=== What the task asks ===
Select the lines that contain "alinhado" and copy each of them.

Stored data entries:
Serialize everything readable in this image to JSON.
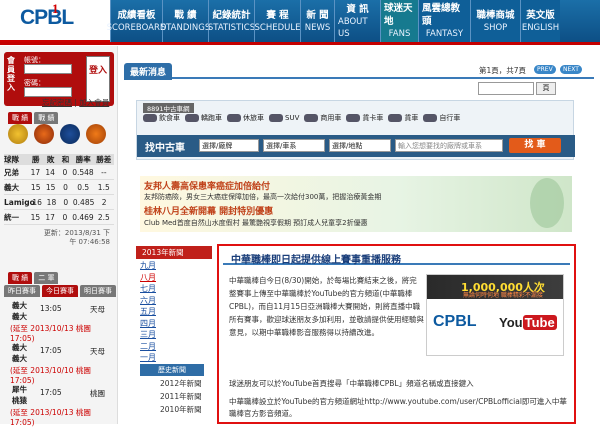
{
  "header": {
    "logo": {
      "brand_a": "CP",
      "brand_b": "BL",
      "brand_mark": "1"
    },
    "nav": [
      {
        "zh": "成績看板",
        "en": "SCOREBOARD"
      },
      {
        "zh": "戰 績",
        "en": "STANDINGS"
      },
      {
        "zh": "紀錄統計",
        "en": "STATISTICS"
      },
      {
        "zh": "賽 程",
        "en": "SCHEDULE"
      },
      {
        "zh": "新 聞",
        "en": "NEWS"
      },
      {
        "zh": "資 訊",
        "en": "ABOUT US"
      },
      {
        "zh": "球迷天地",
        "en": "FANS"
      },
      {
        "zh": "風雲總教頭",
        "en": "FANTASY"
      },
      {
        "zh": "職棒商城",
        "en": "SHOP"
      },
      {
        "zh": "英文版",
        "en": "ENGLISH"
      }
    ]
  },
  "login": {
    "vertical_label": "會員登入",
    "account_label": "帳號：",
    "password_label": "密碼：",
    "login_button": "登入",
    "forgot_link": "忘記密碼",
    "join_link": "加入會員"
  },
  "standings": {
    "tabs": [
      "戰 績",
      "戰 績"
    ],
    "headers": [
      "球隊",
      "勝",
      "敗",
      "和",
      "勝率",
      "勝差"
    ],
    "rows": [
      [
        "兄弟",
        "17",
        "14",
        "0",
        "0.548",
        "--"
      ],
      [
        "義大",
        "15",
        "15",
        "0",
        "0.5",
        "1.5"
      ],
      [
        "Lamigo",
        "16",
        "18",
        "0",
        "0.485",
        "2"
      ],
      [
        "統一",
        "15",
        "17",
        "0",
        "0.469",
        "2.5"
      ]
    ],
    "updated_label": "更新：2013/8/31 下午 07:46:58"
  },
  "games": {
    "tabs": [
      "戰 績",
      "二 軍"
    ],
    "day_tabs": [
      "昨日賽事",
      "今日賽事",
      "明日賽事"
    ],
    "items": [
      {
        "team": "義大",
        "vs": "義大",
        "time": "13:05",
        "place": "天母",
        "note": "(延至 2013/10/13 桃園 17:05)"
      },
      {
        "team": "義大",
        "vs": "義大",
        "time": "17:05",
        "place": "天母",
        "note": "(延至 2013/10/10 桃園 17:05)"
      },
      {
        "team": "犀牛",
        "vs": "桃猿",
        "time": "17:05",
        "place": "桃園",
        "note": "(延至 2013/10/13 桃園 17:05)"
      }
    ]
  },
  "news": {
    "tab_label": "最新消息",
    "page_info": "第1頁，共7頁",
    "prev": "PREV",
    "next": "NEXT",
    "filter_button": "頁"
  },
  "car_widget": {
    "header": "8891中古車網",
    "categories": [
      "飲食車",
      "轎跑車",
      "休旅車",
      "SUV",
      "商用車",
      "貨卡車",
      "貨車",
      "自行車"
    ],
    "search_label": "找中古車",
    "selects": [
      "選擇/廠牌",
      "選擇/車系",
      "選擇/地點"
    ],
    "keyword_placeholder": "輸入您想要找的廠牌或車系",
    "search_button": "找 車"
  },
  "ad": {
    "line1": "友邦人壽高保患率癌症加倍給付",
    "line2": "友邦防癌險，男女三大癌症保障加倍，最高一次給付300萬，把握治療黃金期",
    "line3": "桂林八月全新開幕 開封特別優惠",
    "line4": "Club Med首度自然山水度假村 最驚艷視享假期 預訂成人兒童享2折優惠"
  },
  "months": {
    "year_label": "2013年新聞",
    "list": [
      "九月",
      "八月",
      "七月",
      "六月",
      "五月",
      "四月",
      "三月",
      "二月",
      "一月"
    ],
    "archive_label": "歷史新聞",
    "years": [
      "2012年新聞",
      "2011年新聞",
      "2010年新聞"
    ]
  },
  "article": {
    "title": "中華職棒即日起提供線上賽事重播服務",
    "body": "中華職棒自今日(8/30)開始，於每場比賽結束之後，將完整賽事上傳至中華職棒於YouTube的官方頻道(中華職棒CPBL)，而自11月15日亞洲職棒大賽開始，則將直播中職所有賽事，歡迎球迷朋友多加利用，並敬請提供使用經驗與意見，以期中華職棒影音服務得以持續改進。",
    "para2": "球迷朋友可以於YouTube首頁搜尋「中華職棒CPBL」頻道名稱或直接鍵入",
    "para3": "中華職棒設立於YouTube的官方頻道網址http://www.youtube.com/user/CPBLofficial即可進入中華職棒官方影音頻道。",
    "video_count": "1,000,000人次",
    "video_sub": "無論何時何地 職棒精彩不漏接",
    "video_brand": "CPBL",
    "yt_you": "You",
    "yt_tube": "Tube"
  }
}
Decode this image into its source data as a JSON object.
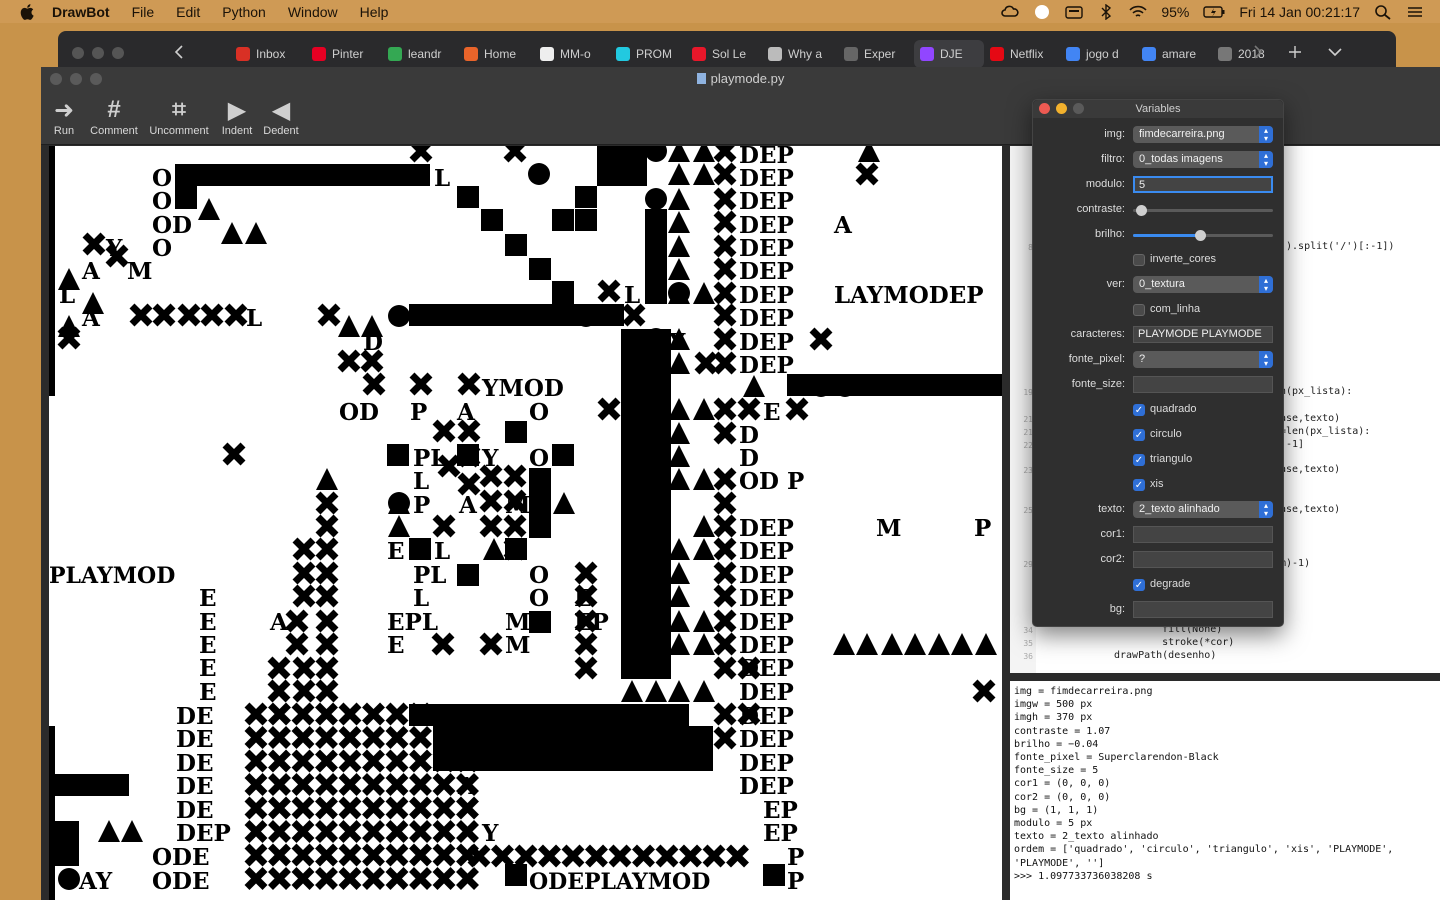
{
  "menubar": {
    "app": "DrawBot",
    "items": [
      "File",
      "Edit",
      "Python",
      "Window",
      "Help"
    ],
    "battery": "95%",
    "datetime": "Fri 14 Jan  00:21:17"
  },
  "browser": {
    "tabs": [
      {
        "label": "Inbox",
        "color": "#d93025"
      },
      {
        "label": "Pinter",
        "color": "#e60023"
      },
      {
        "label": "leandr",
        "color": "#34a853"
      },
      {
        "label": "Home",
        "color": "#e9642a"
      },
      {
        "label": "MM-o",
        "color": "#eeeeee"
      },
      {
        "label": "PROM",
        "color": "#22c9e0"
      },
      {
        "label": "Sol Le",
        "color": "#e8172a"
      },
      {
        "label": "Why a",
        "color": "#bbbbbb"
      },
      {
        "label": "Exper",
        "color": "#666666"
      },
      {
        "label": "DJE",
        "color": "#9146ff",
        "active": true
      },
      {
        "label": "Netflix",
        "color": "#e50914"
      },
      {
        "label": "jogo d",
        "color": "#4285f4"
      },
      {
        "label": "amare",
        "color": "#4285f4"
      },
      {
        "label": "2018",
        "color": "#777777"
      }
    ]
  },
  "window": {
    "title": "playmode.py",
    "toolbar": [
      {
        "label": "Run",
        "glyph": "➜"
      },
      {
        "label": "Comment",
        "glyph": "#"
      },
      {
        "label": "Uncomment",
        "glyph": "⌗"
      },
      {
        "label": "Indent",
        "glyph": "▶"
      },
      {
        "label": "Dedent",
        "glyph": "◀"
      }
    ]
  },
  "variables_panel": {
    "title": "Variables",
    "img": "fimdecarreira.png",
    "filtro": "0_todas imagens",
    "modulo": "5",
    "contraste_label": "contraste:",
    "contraste_level": 0.06,
    "brilho_label": "brilho:",
    "brilho_level": 0.48,
    "inverte_cores": "inverte_cores",
    "ver": "0_textura",
    "com_linha": "com_linha",
    "caracteres": "PLAYMODE PLAYMODE",
    "fonte_pixel": "?",
    "fonte_size": "",
    "quadrado": "quadrado",
    "circulo": "circulo",
    "triangulo": "triangulo",
    "xis": "xis",
    "texto": "2_texto alinhado",
    "cor1": "",
    "cor2": "",
    "degrade": "degrade",
    "bg": "",
    "labels": {
      "img": "img:",
      "filtro": "filtro:",
      "modulo": "modulo:",
      "ver": "ver:",
      "caracteres": "caracteres:",
      "fonte_pixel": "fonte_pixel:",
      "fonte_size": "fonte_size:",
      "texto": "texto:",
      "cor1": "cor1:",
      "cor2": "cor2:",
      "bg": "bg:"
    }
  },
  "code_lines": [
    {
      "n": "8",
      "text": ")).split('/')[:-1])"
    },
    {
      "n": "19",
      "text": "n(px_lista):"
    },
    {
      "n": "21",
      "text": "ase,texto)"
    },
    {
      "n": "21",
      "text": "=len(px_lista):"
    },
    {
      "n": "22",
      "text": ":-1]"
    },
    {
      "n": "23",
      "text": "ase,texto)"
    },
    {
      "n": "25",
      "text": "ase,texto)"
    },
    {
      "n": "29",
      "text": "m)-1)"
    },
    {
      "n": "34",
      "text": "    fill(None)"
    },
    {
      "n": "35",
      "text": "    stroke(*cor)"
    },
    {
      "n": "36",
      "text": "drawPath(desenho)"
    }
  ],
  "output_lines": [
    "img = fimdecarreira.png",
    "imgw = 500 px",
    "imgh = 370 px",
    "contraste = 1.07",
    "brilho = −0.04",
    "fonte_pixel = Superclarendon-Black",
    "fonte_size = 5",
    "cor1 = (0, 0, 0)",
    "cor2 = (0, 0, 0)",
    "bg = (1, 1, 1)",
    "modulo = 5 px",
    "texto = 2_texto alinhado",
    "ordem = ['quadrado', 'circulo', 'triangulo', 'xis', 'PLAYMODE',",
    "'PLAYMODE', '']",
    "",
    ">>> 1.097733736038208 s"
  ],
  "canvas_text": {
    "phrase": "LAYMODEP",
    "row_playmod": "PLAYMOD",
    "row_odeplaymod": "ODEPLAYMOD",
    "row_ymod": "YMOD",
    "word_dep": "DEP",
    "word_ode": "ODE",
    "word_de": "DE"
  }
}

=== Answer in full ===
    "texto": "2_texto alinhado",
    "texto = 2_texto alinhado",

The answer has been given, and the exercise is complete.